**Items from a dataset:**
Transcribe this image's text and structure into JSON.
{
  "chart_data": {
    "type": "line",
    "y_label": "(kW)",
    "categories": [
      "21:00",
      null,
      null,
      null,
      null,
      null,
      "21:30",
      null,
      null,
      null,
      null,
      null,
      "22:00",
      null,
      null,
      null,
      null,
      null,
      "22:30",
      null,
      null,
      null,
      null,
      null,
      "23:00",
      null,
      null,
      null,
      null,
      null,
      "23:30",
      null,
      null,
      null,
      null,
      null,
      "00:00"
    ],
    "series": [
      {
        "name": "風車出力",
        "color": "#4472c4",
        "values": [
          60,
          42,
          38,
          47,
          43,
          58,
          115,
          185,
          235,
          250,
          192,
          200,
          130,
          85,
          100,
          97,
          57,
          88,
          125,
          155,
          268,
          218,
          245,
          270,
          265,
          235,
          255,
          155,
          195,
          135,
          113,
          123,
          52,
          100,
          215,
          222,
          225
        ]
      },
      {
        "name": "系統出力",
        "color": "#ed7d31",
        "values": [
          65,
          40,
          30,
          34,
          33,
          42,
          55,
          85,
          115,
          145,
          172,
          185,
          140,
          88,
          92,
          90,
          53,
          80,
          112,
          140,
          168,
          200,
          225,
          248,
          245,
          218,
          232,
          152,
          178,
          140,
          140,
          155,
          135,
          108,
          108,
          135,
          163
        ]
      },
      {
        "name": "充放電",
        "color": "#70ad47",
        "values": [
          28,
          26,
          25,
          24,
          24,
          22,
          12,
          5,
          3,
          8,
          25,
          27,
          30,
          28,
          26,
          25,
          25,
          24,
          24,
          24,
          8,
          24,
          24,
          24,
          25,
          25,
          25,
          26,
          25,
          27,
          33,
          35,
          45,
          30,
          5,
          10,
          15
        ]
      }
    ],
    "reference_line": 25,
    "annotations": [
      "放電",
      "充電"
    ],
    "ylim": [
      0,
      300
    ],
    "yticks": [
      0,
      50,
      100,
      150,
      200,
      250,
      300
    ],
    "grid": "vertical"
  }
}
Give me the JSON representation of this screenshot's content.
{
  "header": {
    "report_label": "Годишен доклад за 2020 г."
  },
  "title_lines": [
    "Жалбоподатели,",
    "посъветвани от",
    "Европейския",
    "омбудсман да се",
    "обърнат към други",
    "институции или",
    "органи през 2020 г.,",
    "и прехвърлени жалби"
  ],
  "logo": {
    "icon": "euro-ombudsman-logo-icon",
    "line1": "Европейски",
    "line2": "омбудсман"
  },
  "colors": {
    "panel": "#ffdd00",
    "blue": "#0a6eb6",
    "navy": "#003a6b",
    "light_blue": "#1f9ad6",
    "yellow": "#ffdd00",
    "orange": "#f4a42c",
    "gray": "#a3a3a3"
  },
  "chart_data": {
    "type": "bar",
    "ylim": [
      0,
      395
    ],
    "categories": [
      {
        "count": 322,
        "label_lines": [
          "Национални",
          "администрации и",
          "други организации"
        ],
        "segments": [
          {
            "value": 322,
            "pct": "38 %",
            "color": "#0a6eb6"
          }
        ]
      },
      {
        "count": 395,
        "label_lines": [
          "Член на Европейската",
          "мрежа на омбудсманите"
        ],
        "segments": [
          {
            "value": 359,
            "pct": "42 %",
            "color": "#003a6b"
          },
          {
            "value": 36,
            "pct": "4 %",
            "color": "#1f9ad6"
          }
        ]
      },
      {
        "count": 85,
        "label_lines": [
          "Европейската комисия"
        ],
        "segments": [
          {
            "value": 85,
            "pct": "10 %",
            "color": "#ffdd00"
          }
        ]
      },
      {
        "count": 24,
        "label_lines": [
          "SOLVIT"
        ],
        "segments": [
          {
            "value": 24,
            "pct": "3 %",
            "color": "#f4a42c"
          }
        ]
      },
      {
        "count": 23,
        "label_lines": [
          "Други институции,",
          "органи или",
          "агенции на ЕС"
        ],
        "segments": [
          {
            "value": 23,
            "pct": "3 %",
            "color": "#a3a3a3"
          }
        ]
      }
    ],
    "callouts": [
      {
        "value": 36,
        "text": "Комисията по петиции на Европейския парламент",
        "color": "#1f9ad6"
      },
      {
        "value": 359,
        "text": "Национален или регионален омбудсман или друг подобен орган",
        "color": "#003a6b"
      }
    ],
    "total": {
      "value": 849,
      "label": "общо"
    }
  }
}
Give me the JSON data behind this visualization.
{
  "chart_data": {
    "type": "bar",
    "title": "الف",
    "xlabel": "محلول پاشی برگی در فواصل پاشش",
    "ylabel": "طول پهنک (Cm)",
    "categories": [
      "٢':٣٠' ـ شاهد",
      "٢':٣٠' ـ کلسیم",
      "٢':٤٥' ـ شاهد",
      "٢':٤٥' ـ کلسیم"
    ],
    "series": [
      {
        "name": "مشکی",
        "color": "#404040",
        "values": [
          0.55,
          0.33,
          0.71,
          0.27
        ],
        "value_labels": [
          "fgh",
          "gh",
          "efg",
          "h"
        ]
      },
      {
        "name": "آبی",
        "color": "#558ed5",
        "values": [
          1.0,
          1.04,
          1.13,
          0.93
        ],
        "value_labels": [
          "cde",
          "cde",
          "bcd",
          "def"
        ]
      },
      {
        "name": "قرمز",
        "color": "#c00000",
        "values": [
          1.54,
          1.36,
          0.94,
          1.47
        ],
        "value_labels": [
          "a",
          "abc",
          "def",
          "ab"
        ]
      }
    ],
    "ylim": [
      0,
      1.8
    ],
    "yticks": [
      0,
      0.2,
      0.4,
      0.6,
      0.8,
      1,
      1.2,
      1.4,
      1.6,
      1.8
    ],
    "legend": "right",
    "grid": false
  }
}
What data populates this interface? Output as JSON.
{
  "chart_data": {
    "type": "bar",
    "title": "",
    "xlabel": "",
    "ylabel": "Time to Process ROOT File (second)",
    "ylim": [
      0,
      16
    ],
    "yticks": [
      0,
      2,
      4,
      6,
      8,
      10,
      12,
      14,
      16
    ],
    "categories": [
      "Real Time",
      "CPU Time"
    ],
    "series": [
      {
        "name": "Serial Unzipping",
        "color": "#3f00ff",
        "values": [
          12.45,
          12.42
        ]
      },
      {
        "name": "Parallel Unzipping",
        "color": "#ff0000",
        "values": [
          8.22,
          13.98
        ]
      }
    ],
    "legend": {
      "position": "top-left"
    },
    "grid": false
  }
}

**THE EXERCISE:** Quote the material exactly, leaving nothing out.

**REPLY TO THE EXERCISE:**
Transcribe this image's text and structure into JSON.
{
  "chart_data": {
    "type": "line",
    "y_label": "(kW)",
    "categories": [
      "21:00",
      null,
      null,
      null,
      null,
      null,
      "21:30",
      null,
      null,
      null,
      null,
      null,
      "22:00",
      null,
      null,
      null,
      null,
      null,
      "22:30",
      null,
      null,
      null,
      null,
      null,
      "23:00",
      null,
      null,
      null,
      null,
      null,
      "23:30",
      null,
      null,
      null,
      null,
      null,
      "00:00"
    ],
    "series": [
      {
        "name": "風車出力",
        "color": "#4472c4",
        "values": [
          60,
          42,
          38,
          47,
          43,
          58,
          115,
          185,
          235,
          250,
          192,
          200,
          130,
          85,
          100,
          97,
          57,
          88,
          125,
          155,
          268,
          218,
          245,
          270,
          265,
          235,
          255,
          155,
          195,
          135,
          113,
          123,
          52,
          100,
          215,
          222,
          225
        ]
      },
      {
        "name": "系統出力",
        "color": "#ed7d31",
        "values": [
          65,
          40,
          30,
          34,
          33,
          42,
          55,
          85,
          115,
          145,
          172,
          185,
          140,
          88,
          92,
          90,
          53,
          80,
          112,
          140,
          168,
          200,
          225,
          248,
          245,
          218,
          232,
          152,
          178,
          140,
          140,
          155,
          135,
          108,
          108,
          135,
          163
        ]
      },
      {
        "name": "充放電",
        "color": "#70ad47",
        "values": [
          28,
          26,
          25,
          24,
          24,
          22,
          12,
          5,
          3,
          8,
          25,
          27,
          30,
          28,
          26,
          25,
          25,
          24,
          24,
          24,
          8,
          24,
          24,
          24,
          25,
          25,
          25,
          26,
          25,
          27,
          33,
          35,
          45,
          30,
          5,
          10,
          15
        ]
      }
    ],
    "reference_line": 25,
    "annotations": [
      "放電",
      "充電"
    ],
    "ylim": [
      0,
      300
    ],
    "yticks": [
      0,
      50,
      100,
      150,
      200,
      250,
      300
    ],
    "grid": "vertical"
  }
}
Give me the JSON representation of this screenshot's content.
{
  "header": {
    "report_label": "Годишен доклад за 2020 г."
  },
  "title_lines": [
    "Жалбоподатели,",
    "посъветвани от",
    "Европейския",
    "омбудсман да се",
    "обърнат към други",
    "институции или",
    "органи през 2020 г.,",
    "и прехвърлени жалби"
  ],
  "logo": {
    "icon": "euro-ombudsman-logo-icon",
    "line1": "Европейски",
    "line2": "омбудсман"
  },
  "colors": {
    "panel": "#ffdd00",
    "blue": "#0a6eb6",
    "navy": "#003a6b",
    "light_blue": "#1f9ad6",
    "yellow": "#ffdd00",
    "orange": "#f4a42c",
    "gray": "#a3a3a3"
  },
  "chart_data": {
    "type": "bar",
    "ylim": [
      0,
      395
    ],
    "categories": [
      {
        "count": 322,
        "label_lines": [
          "Национални",
          "администрации и",
          "други организации"
        ],
        "segments": [
          {
            "value": 322,
            "pct": "38 %",
            "color": "#0a6eb6"
          }
        ]
      },
      {
        "count": 395,
        "label_lines": [
          "Член на Европейската",
          "мрежа на омбудсманите"
        ],
        "segments": [
          {
            "value": 359,
            "pct": "42 %",
            "color": "#003a6b"
          },
          {
            "value": 36,
            "pct": "4 %",
            "color": "#1f9ad6"
          }
        ]
      },
      {
        "count": 85,
        "label_lines": [
          "Европейската комисия"
        ],
        "segments": [
          {
            "value": 85,
            "pct": "10 %",
            "color": "#ffdd00"
          }
        ]
      },
      {
        "count": 24,
        "label_lines": [
          "SOLVIT"
        ],
        "segments": [
          {
            "value": 24,
            "pct": "3 %",
            "color": "#f4a42c"
          }
        ]
      },
      {
        "count": 23,
        "label_lines": [
          "Други институции,",
          "органи или",
          "агенции на ЕС"
        ],
        "segments": [
          {
            "value": 23,
            "pct": "3 %",
            "color": "#a3a3a3"
          }
        ]
      }
    ],
    "callouts": [
      {
        "value": 36,
        "text": "Комисията по петиции на Европейския парламент",
        "color": "#1f9ad6"
      },
      {
        "value": 359,
        "text": "Национален или регионален омбудсман или друг подобен орган",
        "color": "#003a6b"
      }
    ],
    "total": {
      "value": 849,
      "label": "общо"
    }
  }
}
Give me the JSON data behind this visualization.
{
  "chart_data": {
    "type": "bar",
    "title": "الف",
    "xlabel": "محلول پاشی برگی در فواصل پاشش",
    "ylabel": "طول پهنک (Cm)",
    "categories": [
      "٢':٣٠' ـ شاهد",
      "٢':٣٠' ـ کلسیم",
      "٢':٤٥' ـ شاهد",
      "٢':٤٥' ـ کلسیم"
    ],
    "series": [
      {
        "name": "مشکی",
        "color": "#404040",
        "values": [
          0.55,
          0.33,
          0.71,
          0.27
        ],
        "value_labels": [
          "fgh",
          "gh",
          "efg",
          "h"
        ]
      },
      {
        "name": "آبی",
        "color": "#558ed5",
        "values": [
          1.0,
          1.04,
          1.13,
          0.93
        ],
        "value_labels": [
          "cde",
          "cde",
          "bcd",
          "def"
        ]
      },
      {
        "name": "قرمز",
        "color": "#c00000",
        "values": [
          1.54,
          1.36,
          0.94,
          1.47
        ],
        "value_labels": [
          "a",
          "abc",
          "def",
          "ab"
        ]
      }
    ],
    "ylim": [
      0,
      1.8
    ],
    "yticks": [
      0,
      0.2,
      0.4,
      0.6,
      0.8,
      1,
      1.2,
      1.4,
      1.6,
      1.8
    ],
    "legend": "right",
    "grid": false
  }
}
What data populates this interface? Output as JSON.
{
  "chart_data": {
    "type": "bar",
    "title": "",
    "xlabel": "",
    "ylabel": "Time to Process ROOT File (second)",
    "ylim": [
      0,
      16
    ],
    "yticks": [
      0,
      2,
      4,
      6,
      8,
      10,
      12,
      14,
      16
    ],
    "categories": [
      "Real Time",
      "CPU Time"
    ],
    "series": [
      {
        "name": "Serial Unzipping",
        "color": "#3f00ff",
        "values": [
          12.45,
          12.42
        ]
      },
      {
        "name": "Parallel Unzipping",
        "color": "#ff0000",
        "values": [
          8.22,
          13.98
        ]
      }
    ],
    "legend": {
      "position": "top-left"
    },
    "grid": false
  }
}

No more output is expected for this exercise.